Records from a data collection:
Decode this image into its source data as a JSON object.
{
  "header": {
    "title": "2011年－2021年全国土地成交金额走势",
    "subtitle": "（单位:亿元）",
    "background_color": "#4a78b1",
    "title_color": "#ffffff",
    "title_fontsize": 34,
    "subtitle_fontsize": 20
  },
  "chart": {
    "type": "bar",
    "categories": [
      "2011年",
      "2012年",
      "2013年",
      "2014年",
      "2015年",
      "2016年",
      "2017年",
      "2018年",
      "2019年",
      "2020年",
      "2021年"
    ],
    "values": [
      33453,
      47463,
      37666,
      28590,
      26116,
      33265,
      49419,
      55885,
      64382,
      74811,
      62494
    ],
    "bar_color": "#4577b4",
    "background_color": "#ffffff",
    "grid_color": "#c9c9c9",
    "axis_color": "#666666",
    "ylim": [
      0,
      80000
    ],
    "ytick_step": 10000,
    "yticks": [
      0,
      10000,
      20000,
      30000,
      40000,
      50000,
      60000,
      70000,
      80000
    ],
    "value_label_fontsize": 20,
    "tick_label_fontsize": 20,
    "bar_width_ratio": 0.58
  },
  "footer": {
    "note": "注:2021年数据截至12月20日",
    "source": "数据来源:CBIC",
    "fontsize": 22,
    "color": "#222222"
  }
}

### Stated exercise
Set down each entry again, unchanged.

### Full solution
Decode this image into its source data as a JSON object.
{
  "header": {
    "title": "2011年－2021年全国土地成交金额走势",
    "subtitle": "（单位:亿元）",
    "background_color": "#4a78b1",
    "title_color": "#ffffff",
    "title_fontsize": 34,
    "subtitle_fontsize": 20
  },
  "chart": {
    "type": "bar",
    "categories": [
      "2011年",
      "2012年",
      "2013年",
      "2014年",
      "2015年",
      "2016年",
      "2017年",
      "2018年",
      "2019年",
      "2020年",
      "2021年"
    ],
    "values": [
      33453,
      47463,
      37666,
      28590,
      26116,
      33265,
      49419,
      55885,
      64382,
      74811,
      62494
    ],
    "bar_color": "#4577b4",
    "background_color": "#ffffff",
    "grid_color": "#c9c9c9",
    "axis_color": "#666666",
    "ylim": [
      0,
      80000
    ],
    "ytick_step": 10000,
    "yticks": [
      0,
      10000,
      20000,
      30000,
      40000,
      50000,
      60000,
      70000,
      80000
    ],
    "value_label_fontsize": 20,
    "tick_label_fontsize": 20,
    "bar_width_ratio": 0.58
  },
  "footer": {
    "note": "注:2021年数据截至12月20日",
    "source": "数据来源:CBIC",
    "fontsize": 22,
    "color": "#222222"
  }
}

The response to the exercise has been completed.